## Problem description
Search the entries below. Return every line that has "CO₂eq" in it.

## Data shown

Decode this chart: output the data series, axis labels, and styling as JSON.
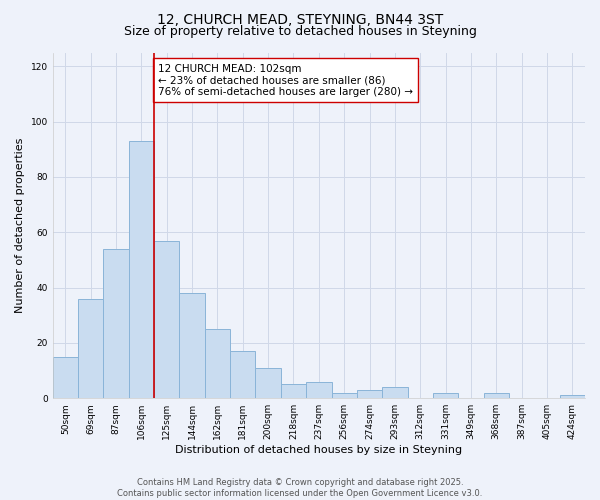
{
  "title": "12, CHURCH MEAD, STEYNING, BN44 3ST",
  "subtitle": "Size of property relative to detached houses in Steyning",
  "xlabel": "Distribution of detached houses by size in Steyning",
  "ylabel": "Number of detached properties",
  "categories": [
    "50sqm",
    "69sqm",
    "87sqm",
    "106sqm",
    "125sqm",
    "144sqm",
    "162sqm",
    "181sqm",
    "200sqm",
    "218sqm",
    "237sqm",
    "256sqm",
    "274sqm",
    "293sqm",
    "312sqm",
    "331sqm",
    "349sqm",
    "368sqm",
    "387sqm",
    "405sqm",
    "424sqm"
  ],
  "values": [
    15,
    36,
    54,
    93,
    57,
    38,
    25,
    17,
    11,
    5,
    6,
    2,
    3,
    4,
    0,
    2,
    0,
    2,
    0,
    0,
    1
  ],
  "bar_color": "#c9dcf0",
  "bar_edge_color": "#8ab4d8",
  "bar_edge_width": 0.7,
  "grid_color": "#d0d8e8",
  "background_color": "#eef2fa",
  "vline_x": 3.5,
  "vline_color": "#cc0000",
  "annotation_text": "12 CHURCH MEAD: 102sqm\n← 23% of detached houses are smaller (86)\n76% of semi-detached houses are larger (280) →",
  "annotation_box_color": "#ffffff",
  "annotation_box_edge_color": "#cc0000",
  "ylim": [
    0,
    125
  ],
  "yticks": [
    0,
    20,
    40,
    60,
    80,
    100,
    120
  ],
  "footer_text": "Contains HM Land Registry data © Crown copyright and database right 2025.\nContains public sector information licensed under the Open Government Licence v3.0.",
  "title_fontsize": 10,
  "subtitle_fontsize": 9,
  "axis_label_fontsize": 8,
  "tick_fontsize": 6.5,
  "annotation_fontsize": 7.5,
  "footer_fontsize": 6
}
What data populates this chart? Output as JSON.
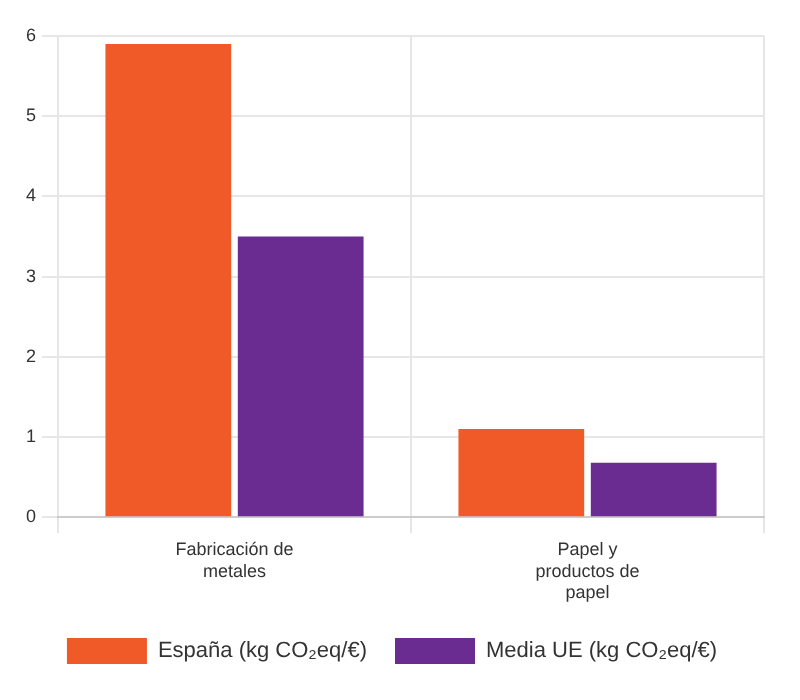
{
  "chart_data": {
    "type": "bar",
    "categories": [
      "Fabricación de metales",
      "Papel y productos de papel"
    ],
    "series": [
      {
        "name": "España (kg CO₂eq/€)",
        "color": "#f05a28",
        "values": [
          5.9,
          1.1
        ]
      },
      {
        "name": "Media UE (kg CO₂eq/€)",
        "color": "#6a2c91",
        "values": [
          3.5,
          0.68
        ]
      }
    ],
    "ylim": [
      0,
      6
    ],
    "yticks": [
      0,
      1,
      2,
      3,
      4,
      5,
      6
    ],
    "grid": true,
    "legend": "bottom"
  }
}
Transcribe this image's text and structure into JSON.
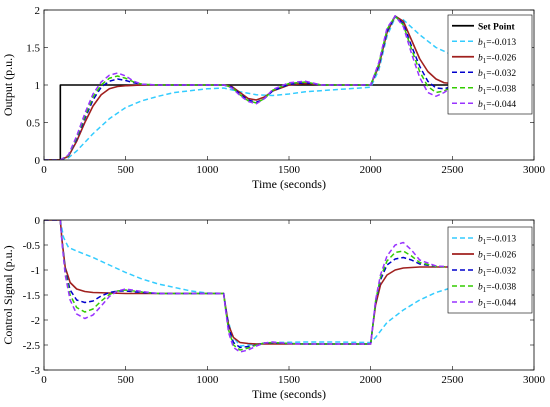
{
  "chart_data": [
    {
      "type": "line",
      "xlabel": "Time (seconds)",
      "ylabel": "Output (p.u.)",
      "xlim": [
        0,
        3000
      ],
      "ylim": [
        0,
        2
      ],
      "xticks": [
        0,
        500,
        1000,
        1500,
        2000,
        2500,
        3000
      ],
      "yticks": [
        0,
        0.5,
        1,
        1.5,
        2
      ],
      "ytick_labels": [
        "0",
        "0.5",
        "1",
        "1.5",
        "2"
      ],
      "legend_position": "top-right",
      "series": [
        {
          "name": "Set Point",
          "legend_prefix": "Set Point",
          "legend_value": "",
          "color": "#000000",
          "style": "solid",
          "x": [
            0,
            100,
            100,
            2500
          ],
          "y": [
            0,
            0,
            1,
            1
          ]
        },
        {
          "name": "b1=-0.013",
          "legend_prefix": "b",
          "legend_sub": "1",
          "legend_value": "=-0.013",
          "color": "#33ccff",
          "style": "dashed",
          "x": [
            0,
            100,
            150,
            200,
            300,
            400,
            500,
            600,
            700,
            800,
            1000,
            1100,
            1200,
            1300,
            1400,
            1500,
            1600,
            1800,
            2000,
            2050,
            2100,
            2150,
            2200,
            2300,
            2400,
            2500
          ],
          "y": [
            0,
            0,
            0.03,
            0.12,
            0.35,
            0.55,
            0.7,
            0.79,
            0.85,
            0.9,
            0.95,
            0.96,
            0.91,
            0.87,
            0.86,
            0.88,
            0.91,
            0.94,
            0.97,
            1.2,
            1.65,
            1.9,
            1.87,
            1.67,
            1.5,
            1.4
          ]
        },
        {
          "name": "b1=-0.026",
          "legend_prefix": "b",
          "legend_sub": "1",
          "legend_value": "=-0.026",
          "color": "#a0201e",
          "style": "solid",
          "x": [
            0,
            100,
            150,
            200,
            250,
            300,
            350,
            400,
            450,
            500,
            600,
            800,
            1000,
            1100,
            1150,
            1200,
            1250,
            1300,
            1350,
            1400,
            1500,
            1600,
            1700,
            2000,
            2050,
            2100,
            2150,
            2200,
            2250,
            2300,
            2350,
            2400,
            2450,
            2500
          ],
          "y": [
            0,
            0,
            0.05,
            0.25,
            0.5,
            0.72,
            0.87,
            0.95,
            0.98,
            0.99,
            1.0,
            1.0,
            1.0,
            1.0,
            0.98,
            0.9,
            0.82,
            0.8,
            0.84,
            0.92,
            1.0,
            1.02,
            1.0,
            1.0,
            1.25,
            1.7,
            1.92,
            1.85,
            1.6,
            1.35,
            1.18,
            1.08,
            1.03,
            1.02
          ]
        },
        {
          "name": "b1=-0.032",
          "legend_prefix": "b",
          "legend_sub": "1",
          "legend_value": "=-0.032",
          "color": "#0000cc",
          "style": "dashed",
          "x": [
            0,
            100,
            150,
            200,
            250,
            300,
            350,
            400,
            450,
            500,
            550,
            600,
            700,
            1000,
            1100,
            1150,
            1200,
            1250,
            1300,
            1350,
            1400,
            1500,
            1600,
            1700,
            2000,
            2050,
            2100,
            2150,
            2200,
            2250,
            2300,
            2350,
            2400,
            2450,
            2500
          ],
          "y": [
            0,
            0,
            0.06,
            0.28,
            0.55,
            0.8,
            0.97,
            1.05,
            1.08,
            1.06,
            1.03,
            1.01,
            1.0,
            1.0,
            1.0,
            0.97,
            0.88,
            0.8,
            0.77,
            0.82,
            0.92,
            1.01,
            1.03,
            1.0,
            1.0,
            1.27,
            1.72,
            1.92,
            1.82,
            1.52,
            1.25,
            1.05,
            0.96,
            0.95,
            0.98
          ]
        },
        {
          "name": "b1=-0.038",
          "legend_prefix": "b",
          "legend_sub": "1",
          "legend_value": "=-0.038",
          "color": "#33cc00",
          "style": "dashed",
          "x": [
            0,
            100,
            150,
            200,
            250,
            300,
            350,
            400,
            450,
            500,
            550,
            600,
            700,
            1000,
            1100,
            1150,
            1200,
            1250,
            1300,
            1350,
            1400,
            1500,
            1600,
            1700,
            2000,
            2050,
            2100,
            2150,
            2200,
            2250,
            2300,
            2350,
            2400,
            2450,
            2500
          ],
          "y": [
            0,
            0,
            0.06,
            0.3,
            0.58,
            0.84,
            1.0,
            1.09,
            1.12,
            1.09,
            1.04,
            1.01,
            1.0,
            1.0,
            1.0,
            0.97,
            0.87,
            0.79,
            0.76,
            0.82,
            0.93,
            1.02,
            1.04,
            1.0,
            1.0,
            1.28,
            1.74,
            1.92,
            1.8,
            1.48,
            1.18,
            0.98,
            0.9,
            0.92,
            0.98
          ]
        },
        {
          "name": "b1=-0.044",
          "legend_prefix": "b",
          "legend_sub": "1",
          "legend_value": "=-0.044",
          "color": "#9933ff",
          "style": "dashed",
          "x": [
            0,
            100,
            150,
            200,
            250,
            300,
            350,
            400,
            450,
            500,
            550,
            600,
            700,
            1000,
            1100,
            1150,
            1200,
            1250,
            1300,
            1350,
            1400,
            1500,
            1600,
            1700,
            2000,
            2050,
            2100,
            2150,
            2200,
            2250,
            2300,
            2350,
            2400,
            2450,
            2500
          ],
          "y": [
            0,
            0,
            0.07,
            0.32,
            0.62,
            0.88,
            1.04,
            1.13,
            1.16,
            1.12,
            1.05,
            1.01,
            1.0,
            1.0,
            1.0,
            0.96,
            0.86,
            0.78,
            0.75,
            0.82,
            0.94,
            1.03,
            1.05,
            1.0,
            1.0,
            1.3,
            1.76,
            1.92,
            1.78,
            1.42,
            1.1,
            0.9,
            0.85,
            0.9,
            0.98
          ]
        }
      ]
    },
    {
      "type": "line",
      "xlabel": "Time (seconds)",
      "ylabel": "Control Signal (p.u.)",
      "xlim": [
        0,
        3000
      ],
      "ylim": [
        -3,
        0
      ],
      "xticks": [
        0,
        500,
        1000,
        1500,
        2000,
        2500,
        3000
      ],
      "yticks": [
        -3,
        -2.5,
        -2,
        -1.5,
        -1,
        -0.5,
        0
      ],
      "ytick_labels": [
        "-3",
        "-2.5",
        "-2",
        "-1.5",
        "-1",
        "-0.5",
        "0"
      ],
      "legend_position": "top-right",
      "series": [
        {
          "name": "b1=-0.013",
          "legend_prefix": "b",
          "legend_sub": "1",
          "legend_value": "=-0.013",
          "color": "#33ccff",
          "style": "dashed",
          "x": [
            0,
            100,
            120,
            150,
            200,
            300,
            400,
            500,
            600,
            700,
            800,
            900,
            1000,
            1100,
            1120,
            1150,
            1200,
            1300,
            1400,
            1600,
            1800,
            2000,
            2030,
            2100,
            2200,
            2300,
            2400,
            2500
          ],
          "y": [
            0,
            0,
            -0.35,
            -0.55,
            -0.62,
            -0.75,
            -0.9,
            -1.05,
            -1.18,
            -1.28,
            -1.35,
            -1.42,
            -1.46,
            -1.47,
            -1.9,
            -2.3,
            -2.52,
            -2.48,
            -2.45,
            -2.44,
            -2.44,
            -2.45,
            -2.35,
            -2.05,
            -1.8,
            -1.6,
            -1.45,
            -1.35
          ]
        },
        {
          "name": "b1=-0.026",
          "legend_prefix": "b",
          "legend_sub": "1",
          "legend_value": "=-0.026",
          "color": "#a0201e",
          "style": "solid",
          "x": [
            0,
            100,
            110,
            130,
            160,
            200,
            250,
            300,
            400,
            500,
            700,
            1000,
            1100,
            1110,
            1130,
            1160,
            1200,
            1250,
            1300,
            1400,
            1600,
            1800,
            2000,
            2010,
            2030,
            2060,
            2100,
            2150,
            2200,
            2300,
            2400,
            2500
          ],
          "y": [
            0,
            0,
            -0.4,
            -0.95,
            -1.25,
            -1.38,
            -1.43,
            -1.45,
            -1.46,
            -1.47,
            -1.47,
            -1.47,
            -1.47,
            -1.7,
            -2.1,
            -2.35,
            -2.45,
            -2.47,
            -2.48,
            -2.48,
            -2.48,
            -2.48,
            -2.48,
            -2.2,
            -1.7,
            -1.3,
            -1.1,
            -1.0,
            -0.96,
            -0.94,
            -0.94,
            -0.94
          ]
        },
        {
          "name": "b1=-0.032",
          "legend_prefix": "b",
          "legend_sub": "1",
          "legend_value": "=-0.032",
          "color": "#0000cc",
          "style": "dashed",
          "x": [
            0,
            100,
            110,
            130,
            160,
            200,
            250,
            300,
            350,
            400,
            450,
            500,
            600,
            700,
            1000,
            1100,
            1110,
            1130,
            1160,
            1200,
            1250,
            1300,
            1350,
            1400,
            1500,
            1600,
            2000,
            2010,
            2030,
            2060,
            2100,
            2150,
            2200,
            2250,
            2300,
            2400,
            2500
          ],
          "y": [
            0,
            0,
            -0.4,
            -1.0,
            -1.4,
            -1.6,
            -1.65,
            -1.62,
            -1.52,
            -1.45,
            -1.42,
            -1.42,
            -1.45,
            -1.47,
            -1.47,
            -1.47,
            -1.72,
            -2.15,
            -2.45,
            -2.55,
            -2.53,
            -2.5,
            -2.46,
            -2.46,
            -2.47,
            -2.48,
            -2.48,
            -2.2,
            -1.65,
            -1.2,
            -0.9,
            -0.78,
            -0.75,
            -0.8,
            -0.88,
            -0.93,
            -0.94
          ]
        },
        {
          "name": "b1=-0.038",
          "legend_prefix": "b",
          "legend_sub": "1",
          "legend_value": "=-0.038",
          "color": "#33cc00",
          "style": "dashed",
          "x": [
            0,
            100,
            110,
            130,
            160,
            200,
            250,
            300,
            350,
            400,
            450,
            500,
            600,
            700,
            1000,
            1100,
            1110,
            1130,
            1160,
            1200,
            1250,
            1300,
            1350,
            1400,
            1500,
            1600,
            2000,
            2010,
            2030,
            2060,
            2100,
            2150,
            2200,
            2250,
            2300,
            2400,
            2500
          ],
          "y": [
            0,
            0,
            -0.42,
            -1.05,
            -1.5,
            -1.75,
            -1.84,
            -1.78,
            -1.62,
            -1.49,
            -1.42,
            -1.4,
            -1.44,
            -1.47,
            -1.47,
            -1.47,
            -1.74,
            -2.2,
            -2.5,
            -2.6,
            -2.56,
            -2.5,
            -2.46,
            -2.45,
            -2.47,
            -2.48,
            -2.48,
            -2.2,
            -1.62,
            -1.15,
            -0.82,
            -0.65,
            -0.62,
            -0.72,
            -0.85,
            -0.93,
            -0.94
          ]
        },
        {
          "name": "b1=-0.044",
          "legend_prefix": "b",
          "legend_sub": "1",
          "legend_value": "=-0.044",
          "color": "#9933ff",
          "style": "dashed",
          "x": [
            0,
            100,
            110,
            130,
            160,
            200,
            250,
            300,
            350,
            400,
            450,
            500,
            600,
            700,
            1000,
            1100,
            1110,
            1130,
            1160,
            1200,
            1250,
            1300,
            1350,
            1400,
            1500,
            1600,
            2000,
            2010,
            2030,
            2060,
            2100,
            2150,
            2200,
            2250,
            2300,
            2400,
            2500
          ],
          "y": [
            0,
            0,
            -0.45,
            -1.1,
            -1.6,
            -1.88,
            -1.97,
            -1.9,
            -1.72,
            -1.53,
            -1.42,
            -1.38,
            -1.43,
            -1.47,
            -1.47,
            -1.47,
            -1.76,
            -2.25,
            -2.55,
            -2.64,
            -2.6,
            -2.52,
            -2.46,
            -2.44,
            -2.47,
            -2.48,
            -2.48,
            -2.2,
            -1.6,
            -1.1,
            -0.72,
            -0.5,
            -0.45,
            -0.6,
            -0.8,
            -0.92,
            -0.94
          ]
        }
      ]
    }
  ]
}
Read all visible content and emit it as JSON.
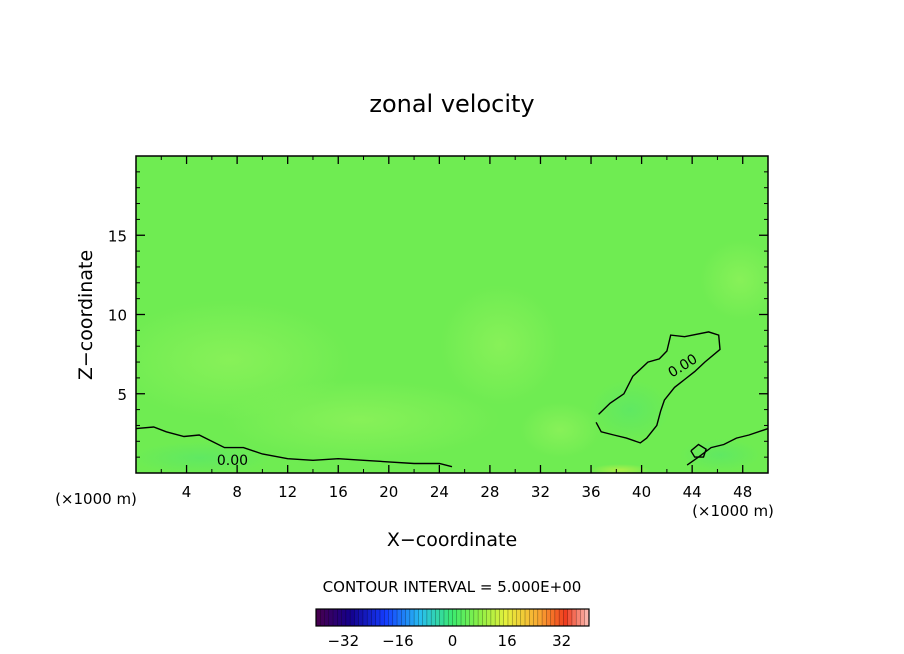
{
  "chart_data": {
    "type": "contour",
    "title": "zonal velocity",
    "xlabel": "X−coordinate",
    "ylabel": "Z−coordinate",
    "x_units": "(×1000 m)",
    "xlim": [
      0,
      50
    ],
    "ylim": [
      0,
      20
    ],
    "x_ticks": [
      4,
      8,
      12,
      16,
      20,
      24,
      28,
      32,
      36,
      40,
      44,
      48
    ],
    "y_ticks": [
      5,
      10,
      15
    ],
    "field_value_approx": 0,
    "contour_level_labels": [
      "0.00",
      "0.00"
    ],
    "zero_contours": [
      {
        "name": "upper-right blob",
        "points": [
          [
            36.6,
            3.7
          ],
          [
            37.5,
            4.4
          ],
          [
            38.6,
            5.0
          ],
          [
            39.3,
            6.1
          ],
          [
            40.5,
            7.0
          ],
          [
            41.4,
            7.2
          ],
          [
            42.0,
            7.7
          ],
          [
            42.3,
            8.7
          ],
          [
            43.4,
            8.6
          ],
          [
            45.3,
            8.9
          ],
          [
            46.1,
            8.7
          ],
          [
            46.2,
            7.8
          ],
          [
            45.0,
            7.0
          ],
          [
            44.2,
            6.4
          ],
          [
            43.4,
            5.9
          ],
          [
            42.6,
            5.4
          ],
          [
            41.8,
            4.6
          ],
          [
            41.5,
            3.9
          ],
          [
            41.2,
            3.0
          ],
          [
            40.4,
            2.2
          ],
          [
            39.9,
            1.9
          ],
          [
            38.8,
            2.2
          ],
          [
            37.8,
            2.4
          ],
          [
            36.8,
            2.6
          ],
          [
            36.4,
            3.2
          ]
        ]
      },
      {
        "name": "lower-left boundary",
        "points": [
          [
            0,
            2.8
          ],
          [
            1.4,
            2.9
          ],
          [
            2.4,
            2.6
          ],
          [
            3.8,
            2.3
          ],
          [
            5.0,
            2.4
          ],
          [
            6.0,
            2.0
          ],
          [
            7.0,
            1.6
          ],
          [
            8.5,
            1.6
          ],
          [
            10.0,
            1.2
          ],
          [
            12.0,
            0.9
          ],
          [
            14.0,
            0.8
          ],
          [
            16.0,
            0.9
          ],
          [
            18.0,
            0.8
          ],
          [
            20.0,
            0.7
          ],
          [
            22.0,
            0.6
          ],
          [
            24.0,
            0.6
          ],
          [
            25.0,
            0.4
          ]
        ]
      },
      {
        "name": "lower-right boundary",
        "points": [
          [
            43.6,
            0.5
          ],
          [
            44.5,
            1.0
          ],
          [
            45.5,
            1.6
          ],
          [
            46.5,
            1.8
          ],
          [
            47.5,
            2.2
          ],
          [
            48.5,
            2.4
          ],
          [
            50,
            2.8
          ]
        ]
      },
      {
        "name": "small loop near x=44.5",
        "points": [
          [
            43.9,
            1.4
          ],
          [
            44.5,
            1.8
          ],
          [
            45.1,
            1.5
          ],
          [
            44.9,
            1.0
          ],
          [
            44.2,
            1.0
          ],
          [
            43.9,
            1.4
          ]
        ]
      }
    ],
    "colorbar": {
      "ticks": [
        -32,
        -16,
        0,
        16,
        32
      ],
      "range": [
        -40,
        40
      ]
    },
    "contour_interval_text": "CONTOUR INTERVAL = 5.000E+00"
  }
}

## Output for this task
        "name": "España (kg CO₂eq/€)",
        "name": "Media UE (kg CO₂eq/€)",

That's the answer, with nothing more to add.